═════ Records for this exercise ═════

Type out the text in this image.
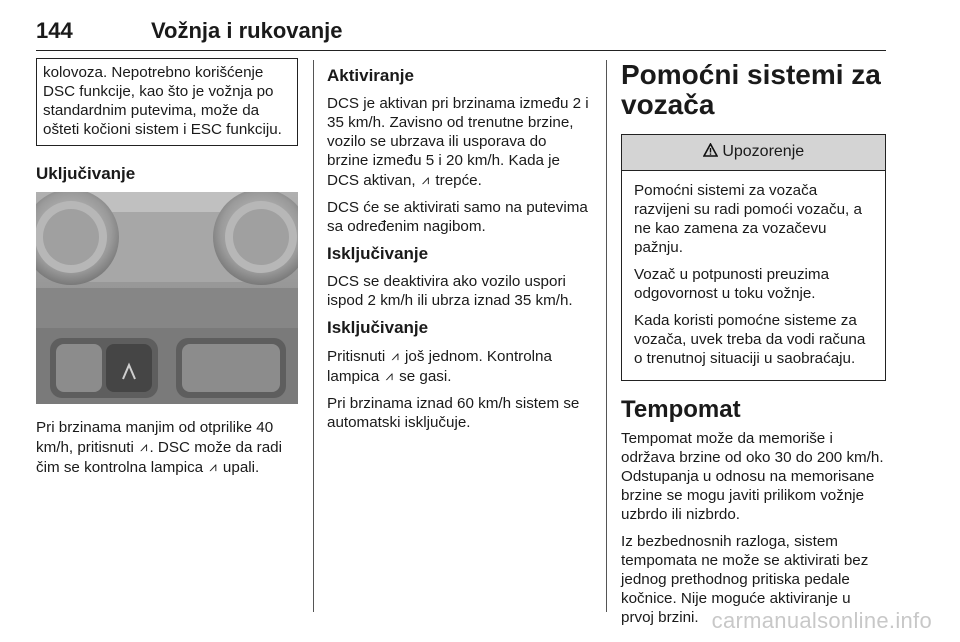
144	Vožnja i rukovanje

kolovoza. Nepotrebno korišćenje DSC funkcije, kao što je vožnja po standardnim putevima, može da ošteti kočioni sistem i ESC funkciju.

Uključivanje

Pri brzinama manjim od otprilike 40 km/h, pritisnuti ⩘ . DSC može da radi čim se kontrolna lampica ⩘ upali.

Aktiviranje

DCS je aktivan pri brzinama između 2 i 35 km/h. Zavisno od trenutne brzine, vozilo se ubrzava ili usporava do brzine između 5 i 20 km/h. Kada je DCS aktivan, ⩘ trepće.

DCS će se aktivirati samo na putevima sa određenim nagibom.

Isključivanje

DCS se deaktivira ako vozilo uspori ispod 2 km/h ili ubrza iznad 35 km/h.

Isključivanje

Pritisnuti ⩘ još jednom. Kontrolna lampica ⩘ se gasi.

Pri brzinama iznad 60 km/h sistem se automatski isključuje.

Pomoćni sistemi za vozača
Upozorenje

Pomoćni sistemi za vozača razvijeni su radi pomoći vozaču, a ne kao zamena za vozačevu pažnju.

Vozač u potpunosti preuzima odgovornost u toku vožnje.

Kada koristi pomoćne sisteme za vozača, uvek treba da vodi računa o trenutnoj situaciji u saobraćaju.

Tempomat

Tempomat može da memoriše i održava brzine od oko 30 do 200 km/h. Odstupanja u odnosu na memorisane brzine se mogu javiti prilikom vožnje uzbrdo ili nizbrdo.

Iz bezbednosnih razloga, sistem tempomata ne može se aktivirati bez jednog prethodnog pritiska pedale kočnice. Nije moguće aktiviranje u prvoj brzini. carmanualsonline.info
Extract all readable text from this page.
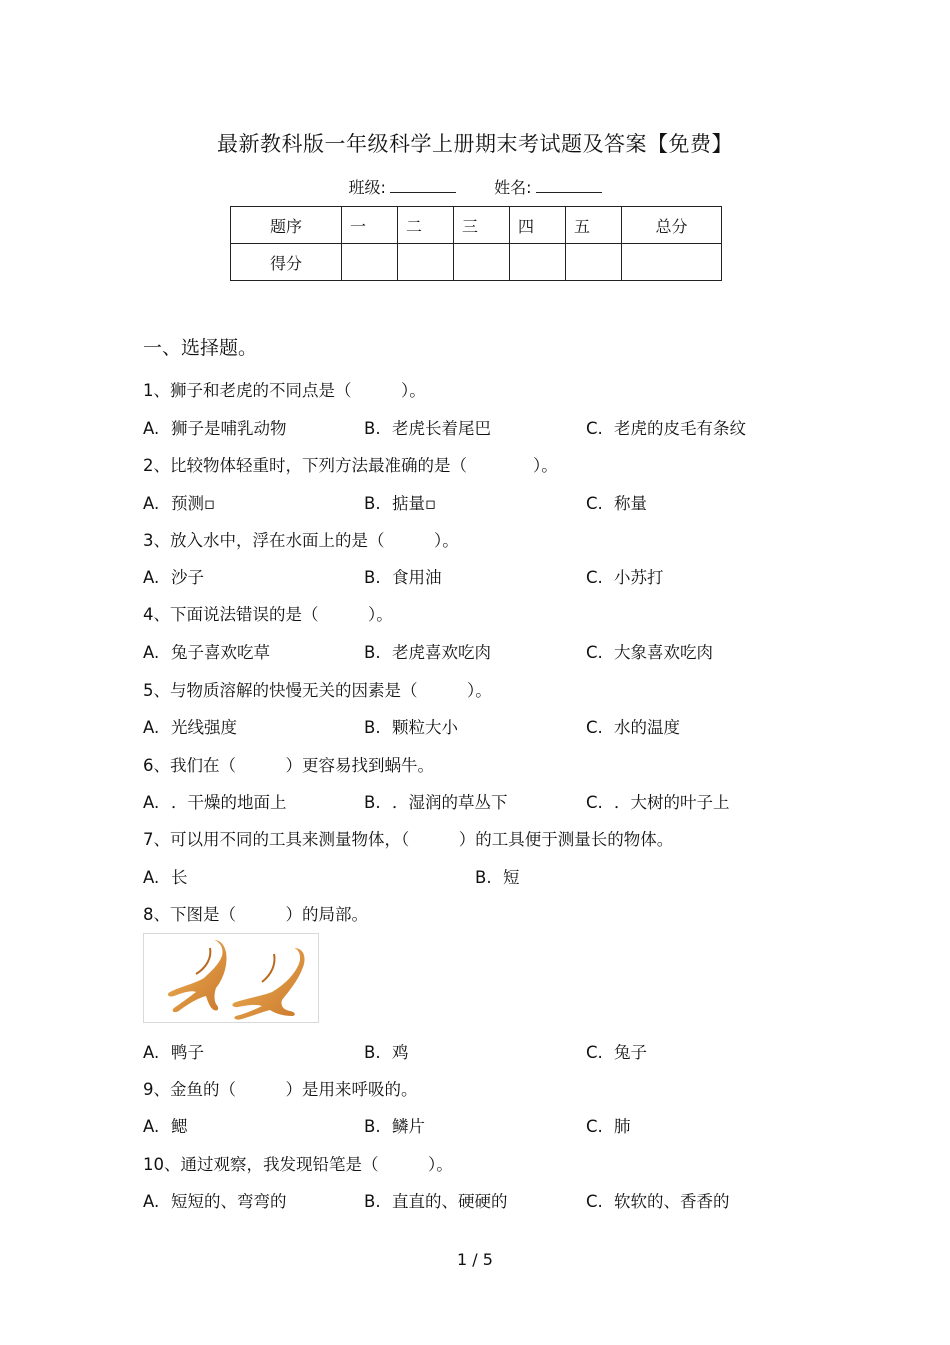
最新教科版一年级科学上册期末考试题及答案【免费】
班级:	姓名:
题序	一	二	三	四	五	总分
得分						
一、选择题。
1、狮子和老虎的不同点是（　　　）。
A. 狮子是哺乳动物	B. 老虎长着尾巴	C. 老虎的皮毛有条纹
2、比较物体轻重时，下列方法最准确的是（　　　　）。
A. 预测▫	B. 掂量▫	C. 称量
3、放入水中，浮在水面上的是（　　　）。
A. 沙子	B. 食用油	C. 小苏打
4、下面说法错误的是（　　　）。
A. 兔子喜欢吃草	B. 老虎喜欢吃肉	C. 大象喜欢吃肉
5、与物质溶解的快慢无关的因素是（　　　）。
A. 光线强度	B. 颗粒大小	C. 水的温度
6、我们在（　　　）更容易找到蜗牛。
A. ．干燥的地面上	B. ．湿润的草丛下	C. ．大树的叶子上
7、可以用不同的工具来测量物体，（　　　）的工具便于测量长的物体。
A. 长	B. 短
8、下图是（　　　）的局部。
A. 鸭子	B. 鸡	C. 兔子
9、金鱼的（　　　）是用来呼吸的。
A. 鳃	B. 鳞片	C. 肺
10、通过观察，我发现铅笔是（　　　）。
A. 短短的、弯弯的	B. 直直的、硬硬的	C. 软软的、香香的
1 / 5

═════

Provide only the number of lines in the entries that hold the word "brzine".

Response to this exercise
2